Your task:
Go through the listing below and gather every line with the word "발생하는".

Stored dataset items
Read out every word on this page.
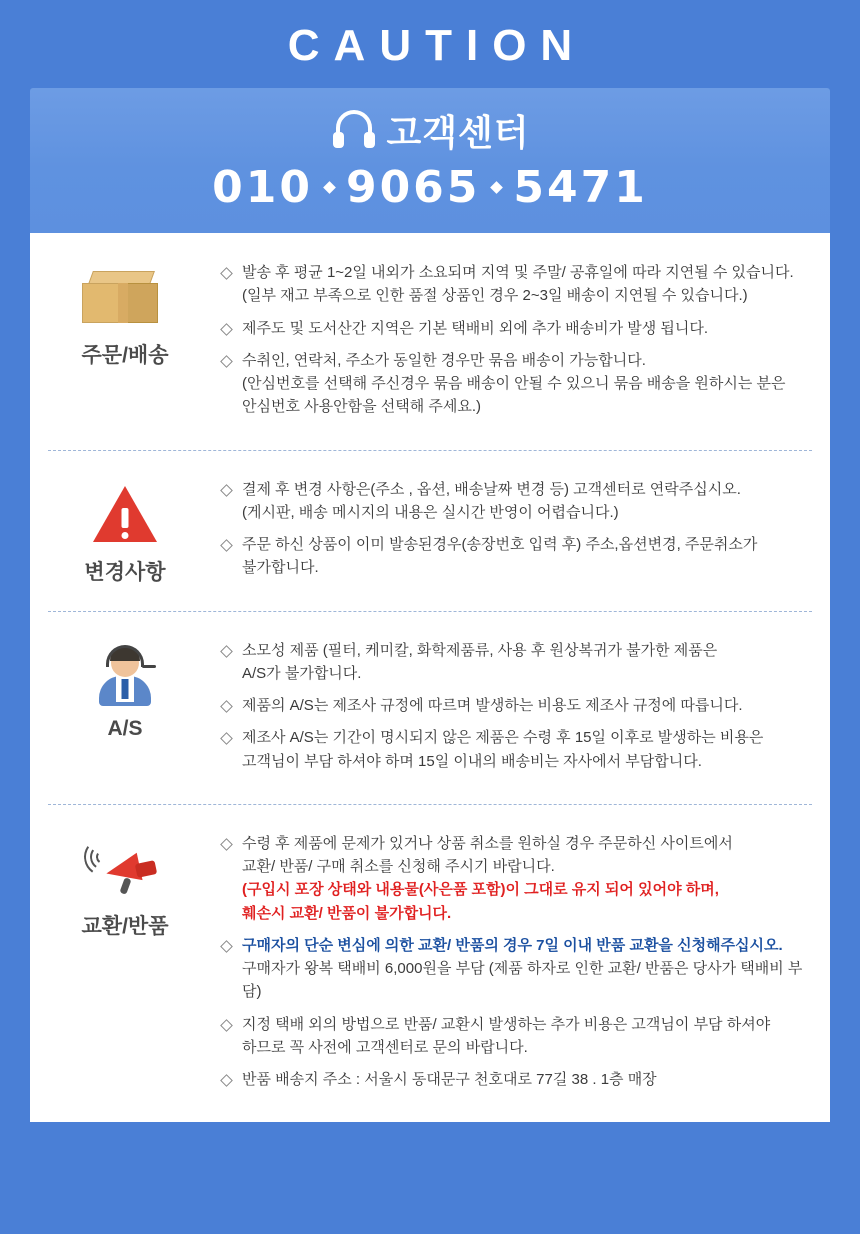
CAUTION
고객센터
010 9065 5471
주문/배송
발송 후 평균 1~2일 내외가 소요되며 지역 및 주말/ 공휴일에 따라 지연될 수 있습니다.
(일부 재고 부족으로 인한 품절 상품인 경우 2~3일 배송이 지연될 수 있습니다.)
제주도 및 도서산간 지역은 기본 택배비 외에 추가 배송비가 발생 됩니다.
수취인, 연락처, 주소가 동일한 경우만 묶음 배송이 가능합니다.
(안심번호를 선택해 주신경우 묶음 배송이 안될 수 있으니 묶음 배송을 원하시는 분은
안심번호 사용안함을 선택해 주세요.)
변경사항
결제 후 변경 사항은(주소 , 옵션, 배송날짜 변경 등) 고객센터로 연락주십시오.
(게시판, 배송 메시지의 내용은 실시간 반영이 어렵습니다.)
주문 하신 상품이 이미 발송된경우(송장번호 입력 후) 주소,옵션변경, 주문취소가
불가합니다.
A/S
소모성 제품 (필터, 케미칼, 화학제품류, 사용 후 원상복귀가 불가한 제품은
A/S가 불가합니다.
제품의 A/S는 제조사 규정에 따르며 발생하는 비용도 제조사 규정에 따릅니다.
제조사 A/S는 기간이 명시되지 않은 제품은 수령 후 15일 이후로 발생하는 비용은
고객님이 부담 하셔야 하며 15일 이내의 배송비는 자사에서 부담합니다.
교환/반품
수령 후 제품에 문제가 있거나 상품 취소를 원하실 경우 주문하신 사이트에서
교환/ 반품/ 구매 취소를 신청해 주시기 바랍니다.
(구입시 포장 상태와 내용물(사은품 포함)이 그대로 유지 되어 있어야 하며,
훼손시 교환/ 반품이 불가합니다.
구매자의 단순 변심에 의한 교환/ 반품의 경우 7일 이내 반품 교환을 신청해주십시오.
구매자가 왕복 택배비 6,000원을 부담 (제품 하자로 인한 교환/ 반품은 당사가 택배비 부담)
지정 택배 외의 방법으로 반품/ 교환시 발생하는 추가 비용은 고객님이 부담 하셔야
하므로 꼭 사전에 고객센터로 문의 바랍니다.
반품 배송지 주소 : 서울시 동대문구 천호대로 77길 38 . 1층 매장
...
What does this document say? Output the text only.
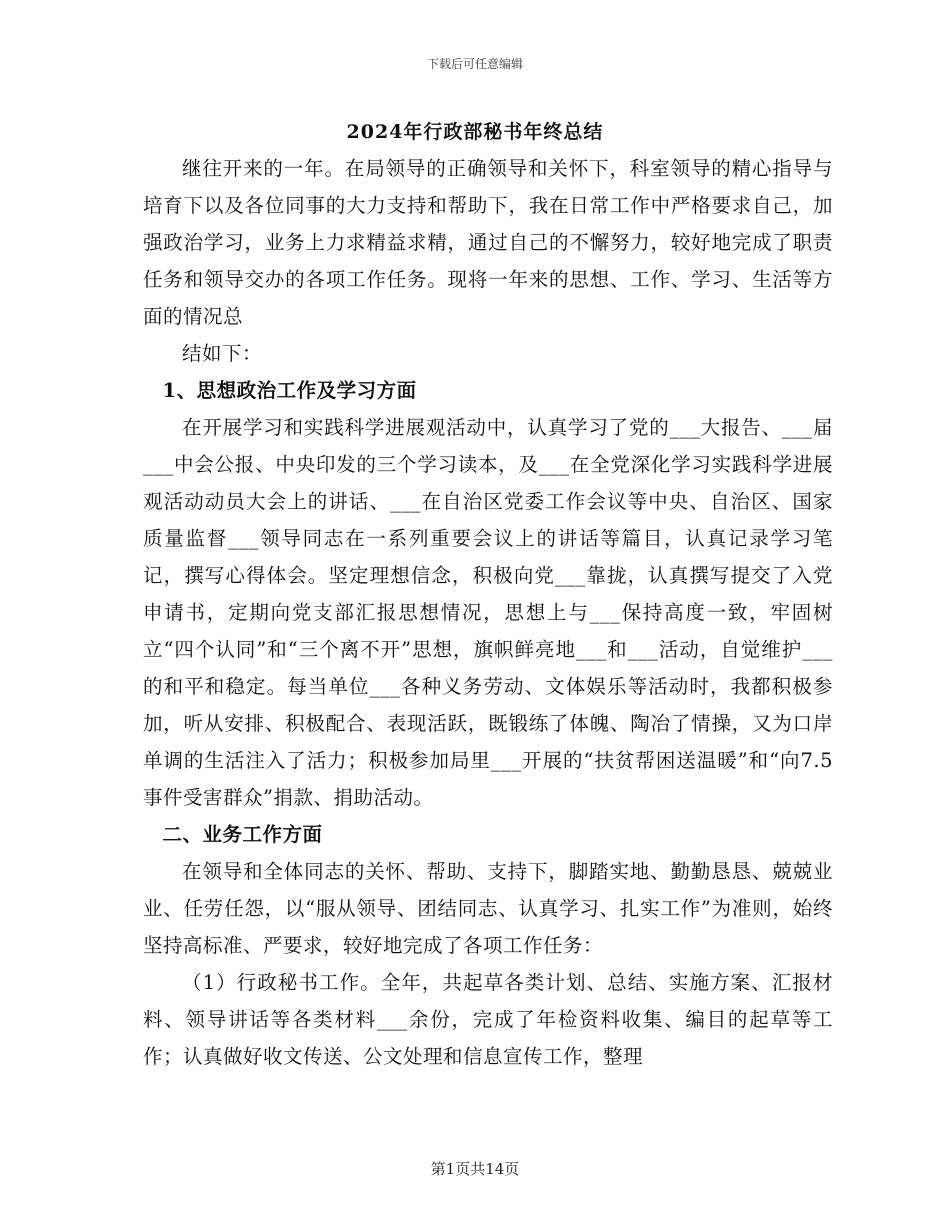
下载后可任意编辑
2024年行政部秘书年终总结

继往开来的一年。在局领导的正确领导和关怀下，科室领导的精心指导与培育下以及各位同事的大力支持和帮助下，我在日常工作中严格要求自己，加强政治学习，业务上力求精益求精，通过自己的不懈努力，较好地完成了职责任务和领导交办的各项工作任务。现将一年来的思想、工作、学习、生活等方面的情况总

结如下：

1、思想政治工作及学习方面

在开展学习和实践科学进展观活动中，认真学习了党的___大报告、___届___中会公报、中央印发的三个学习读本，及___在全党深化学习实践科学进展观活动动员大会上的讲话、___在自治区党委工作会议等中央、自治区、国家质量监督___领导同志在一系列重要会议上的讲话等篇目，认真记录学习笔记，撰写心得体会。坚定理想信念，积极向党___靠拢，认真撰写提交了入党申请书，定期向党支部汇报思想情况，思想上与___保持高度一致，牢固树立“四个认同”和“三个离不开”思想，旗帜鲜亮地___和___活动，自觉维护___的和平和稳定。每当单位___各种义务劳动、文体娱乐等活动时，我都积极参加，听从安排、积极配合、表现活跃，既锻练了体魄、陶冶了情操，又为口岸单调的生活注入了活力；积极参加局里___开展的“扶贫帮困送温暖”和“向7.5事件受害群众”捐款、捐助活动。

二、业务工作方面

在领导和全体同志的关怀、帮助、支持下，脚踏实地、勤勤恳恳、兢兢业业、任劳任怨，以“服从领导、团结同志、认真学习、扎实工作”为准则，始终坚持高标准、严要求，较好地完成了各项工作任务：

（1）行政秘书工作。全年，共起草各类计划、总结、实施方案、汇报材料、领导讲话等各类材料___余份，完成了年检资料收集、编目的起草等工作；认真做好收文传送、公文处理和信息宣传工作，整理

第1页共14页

Solution for this task:
제품의 A/S는 제조사 규정에 따르며 발생하는 비용도 제조사 규정에 따릅니다.
제조사 A/S는 기간이 명시되지 않은 제품은 수령 후 15일 이후로 발생하는 비용은
지정 택배 외의 방법으로 반품/ 교환시 발생하는 추가 비용은 고객님이 부담 하셔야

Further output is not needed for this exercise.